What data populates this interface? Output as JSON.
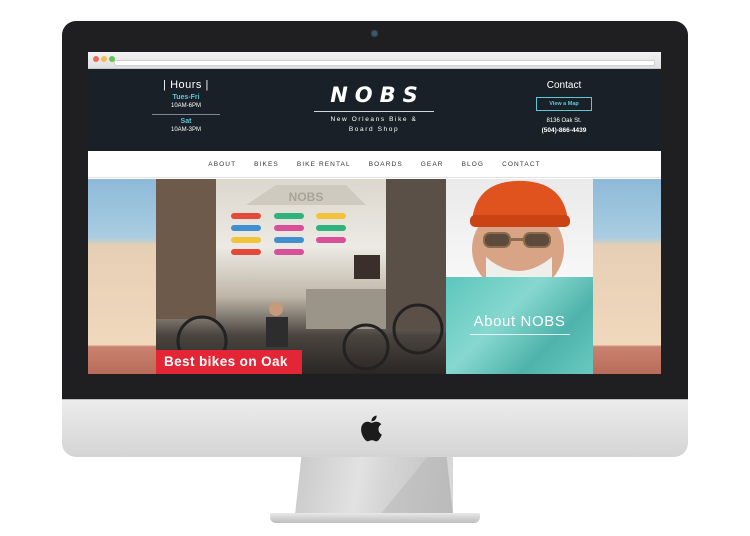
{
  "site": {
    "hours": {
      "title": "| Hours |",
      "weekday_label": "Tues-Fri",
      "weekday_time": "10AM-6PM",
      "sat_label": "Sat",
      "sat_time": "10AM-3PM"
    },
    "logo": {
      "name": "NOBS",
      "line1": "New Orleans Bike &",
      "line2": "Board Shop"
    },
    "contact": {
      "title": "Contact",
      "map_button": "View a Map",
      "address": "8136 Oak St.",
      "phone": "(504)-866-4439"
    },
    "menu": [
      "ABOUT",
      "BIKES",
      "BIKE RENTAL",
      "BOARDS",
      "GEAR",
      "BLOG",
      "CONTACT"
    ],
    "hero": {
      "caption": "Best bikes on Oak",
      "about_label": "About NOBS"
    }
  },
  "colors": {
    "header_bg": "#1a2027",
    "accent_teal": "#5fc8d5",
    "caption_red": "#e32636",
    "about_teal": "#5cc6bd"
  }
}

════

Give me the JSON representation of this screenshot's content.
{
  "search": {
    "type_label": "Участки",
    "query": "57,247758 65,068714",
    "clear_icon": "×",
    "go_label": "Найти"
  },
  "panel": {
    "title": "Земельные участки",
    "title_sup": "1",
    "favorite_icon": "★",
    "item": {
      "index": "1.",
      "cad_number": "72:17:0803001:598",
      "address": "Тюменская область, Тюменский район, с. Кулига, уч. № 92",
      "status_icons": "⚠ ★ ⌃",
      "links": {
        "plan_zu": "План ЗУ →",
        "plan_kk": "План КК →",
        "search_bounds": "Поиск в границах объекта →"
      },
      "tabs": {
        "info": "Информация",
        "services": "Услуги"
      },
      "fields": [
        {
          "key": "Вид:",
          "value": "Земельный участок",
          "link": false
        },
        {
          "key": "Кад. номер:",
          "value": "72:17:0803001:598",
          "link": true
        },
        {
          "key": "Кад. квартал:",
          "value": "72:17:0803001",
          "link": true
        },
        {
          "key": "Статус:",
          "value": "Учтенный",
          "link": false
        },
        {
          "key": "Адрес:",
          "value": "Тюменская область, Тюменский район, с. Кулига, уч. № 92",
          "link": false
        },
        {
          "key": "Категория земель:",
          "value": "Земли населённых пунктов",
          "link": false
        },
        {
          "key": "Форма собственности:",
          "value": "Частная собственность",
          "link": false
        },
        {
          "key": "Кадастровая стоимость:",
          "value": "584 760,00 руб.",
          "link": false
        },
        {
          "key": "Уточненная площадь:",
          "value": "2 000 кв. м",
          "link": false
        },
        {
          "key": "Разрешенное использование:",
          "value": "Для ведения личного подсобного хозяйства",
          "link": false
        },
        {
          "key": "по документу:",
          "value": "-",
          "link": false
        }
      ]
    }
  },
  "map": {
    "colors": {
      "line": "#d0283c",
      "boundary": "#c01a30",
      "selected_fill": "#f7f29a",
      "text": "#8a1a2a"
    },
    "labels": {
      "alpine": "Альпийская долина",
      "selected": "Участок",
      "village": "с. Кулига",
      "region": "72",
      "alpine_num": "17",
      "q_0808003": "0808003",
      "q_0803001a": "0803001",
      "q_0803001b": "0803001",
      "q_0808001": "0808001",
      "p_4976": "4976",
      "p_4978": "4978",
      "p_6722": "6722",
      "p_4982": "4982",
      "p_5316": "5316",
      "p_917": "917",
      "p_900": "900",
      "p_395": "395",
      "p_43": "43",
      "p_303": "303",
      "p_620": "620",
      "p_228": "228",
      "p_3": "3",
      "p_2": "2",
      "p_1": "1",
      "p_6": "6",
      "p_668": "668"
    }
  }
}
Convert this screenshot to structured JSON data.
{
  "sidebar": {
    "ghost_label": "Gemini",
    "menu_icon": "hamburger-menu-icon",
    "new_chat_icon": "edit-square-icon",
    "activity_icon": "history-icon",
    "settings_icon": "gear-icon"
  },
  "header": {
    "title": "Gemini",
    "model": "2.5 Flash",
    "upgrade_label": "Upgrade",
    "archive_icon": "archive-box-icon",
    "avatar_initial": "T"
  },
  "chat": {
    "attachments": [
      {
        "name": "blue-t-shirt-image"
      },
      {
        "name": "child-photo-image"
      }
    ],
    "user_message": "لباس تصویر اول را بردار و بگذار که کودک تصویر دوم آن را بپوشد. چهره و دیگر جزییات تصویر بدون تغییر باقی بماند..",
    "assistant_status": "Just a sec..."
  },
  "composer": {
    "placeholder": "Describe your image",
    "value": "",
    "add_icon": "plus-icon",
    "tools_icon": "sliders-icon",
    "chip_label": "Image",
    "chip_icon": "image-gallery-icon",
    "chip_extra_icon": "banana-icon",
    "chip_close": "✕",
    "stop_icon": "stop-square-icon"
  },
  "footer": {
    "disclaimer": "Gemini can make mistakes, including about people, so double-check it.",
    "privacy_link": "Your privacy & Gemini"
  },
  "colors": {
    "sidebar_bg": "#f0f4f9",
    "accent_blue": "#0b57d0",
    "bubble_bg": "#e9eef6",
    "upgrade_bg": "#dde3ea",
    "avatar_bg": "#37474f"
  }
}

════

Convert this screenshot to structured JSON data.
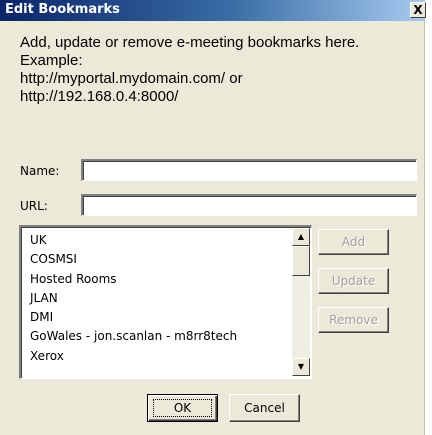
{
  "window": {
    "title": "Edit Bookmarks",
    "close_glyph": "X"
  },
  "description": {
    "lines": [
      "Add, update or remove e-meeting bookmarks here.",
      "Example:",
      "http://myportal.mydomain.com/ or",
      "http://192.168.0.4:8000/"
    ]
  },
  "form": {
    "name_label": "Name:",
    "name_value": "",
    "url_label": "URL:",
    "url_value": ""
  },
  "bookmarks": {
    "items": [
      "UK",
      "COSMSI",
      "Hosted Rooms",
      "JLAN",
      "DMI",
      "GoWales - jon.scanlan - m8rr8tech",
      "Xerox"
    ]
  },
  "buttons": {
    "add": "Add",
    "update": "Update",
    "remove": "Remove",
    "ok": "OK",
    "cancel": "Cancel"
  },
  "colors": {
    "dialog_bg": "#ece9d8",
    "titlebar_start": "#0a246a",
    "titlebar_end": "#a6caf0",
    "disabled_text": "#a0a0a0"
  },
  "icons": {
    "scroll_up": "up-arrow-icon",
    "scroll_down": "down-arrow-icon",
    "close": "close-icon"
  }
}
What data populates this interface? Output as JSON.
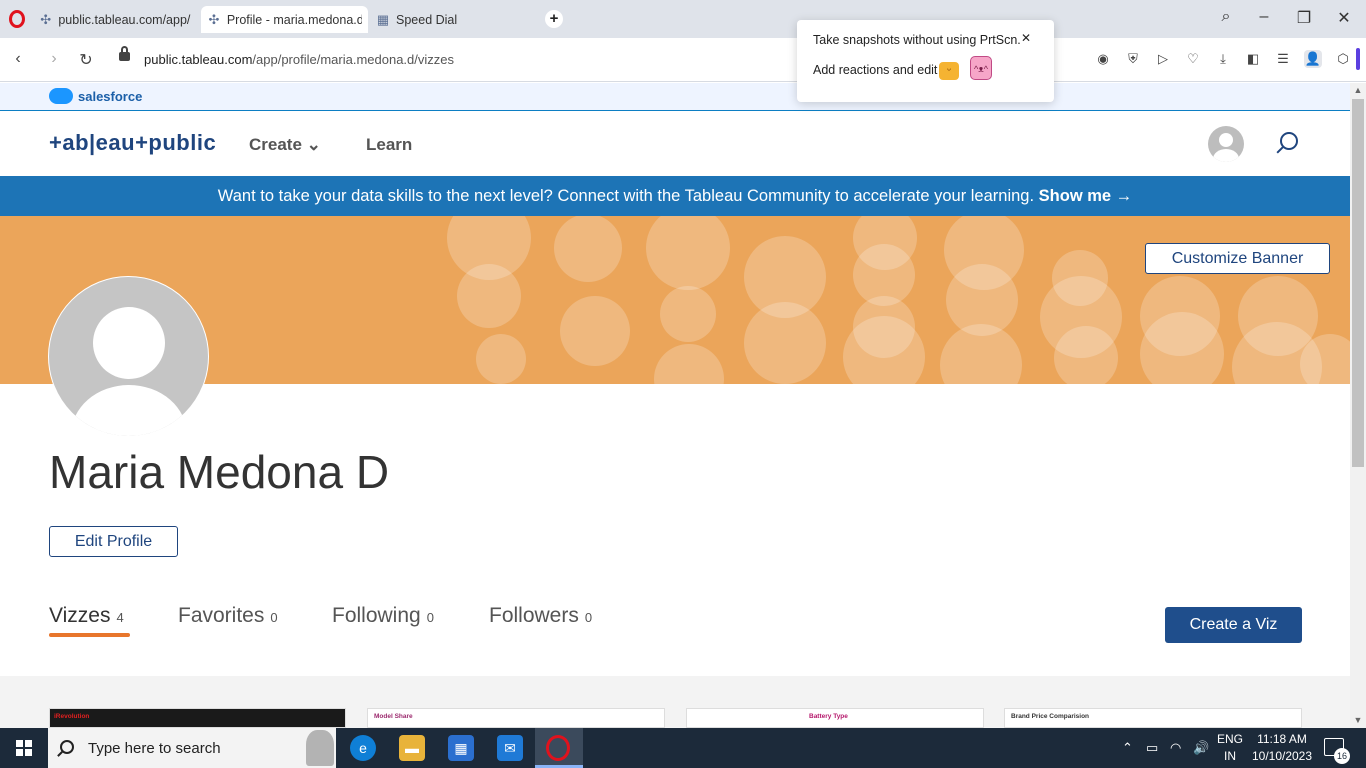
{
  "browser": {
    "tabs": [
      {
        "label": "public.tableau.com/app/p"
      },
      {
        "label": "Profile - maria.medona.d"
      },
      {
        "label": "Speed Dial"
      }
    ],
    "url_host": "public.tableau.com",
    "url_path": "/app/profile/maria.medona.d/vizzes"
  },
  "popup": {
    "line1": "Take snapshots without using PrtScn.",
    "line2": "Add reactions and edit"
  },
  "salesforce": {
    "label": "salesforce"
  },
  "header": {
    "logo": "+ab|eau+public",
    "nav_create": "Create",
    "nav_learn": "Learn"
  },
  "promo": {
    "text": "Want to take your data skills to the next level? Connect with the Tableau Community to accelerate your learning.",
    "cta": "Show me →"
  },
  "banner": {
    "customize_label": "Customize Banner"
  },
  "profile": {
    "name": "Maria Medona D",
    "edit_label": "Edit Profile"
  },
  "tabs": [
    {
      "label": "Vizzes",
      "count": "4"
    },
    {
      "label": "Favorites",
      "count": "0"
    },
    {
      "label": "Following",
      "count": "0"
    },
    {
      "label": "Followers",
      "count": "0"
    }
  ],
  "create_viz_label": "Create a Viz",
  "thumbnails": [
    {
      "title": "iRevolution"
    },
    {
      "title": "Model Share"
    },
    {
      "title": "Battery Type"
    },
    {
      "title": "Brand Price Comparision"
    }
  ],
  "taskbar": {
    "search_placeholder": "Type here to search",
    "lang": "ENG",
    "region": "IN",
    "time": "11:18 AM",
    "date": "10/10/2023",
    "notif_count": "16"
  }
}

════

▶ [WHAT IS REQUIRED]:
Read through the data and copy every line where "public" shows up.

▶ [ANSWER TO THIS PROBLEM]:
        "label": "public.tableau.com/app/p"
    "url_host": "public.tableau.com",
    "logo": "+ab|eau+public",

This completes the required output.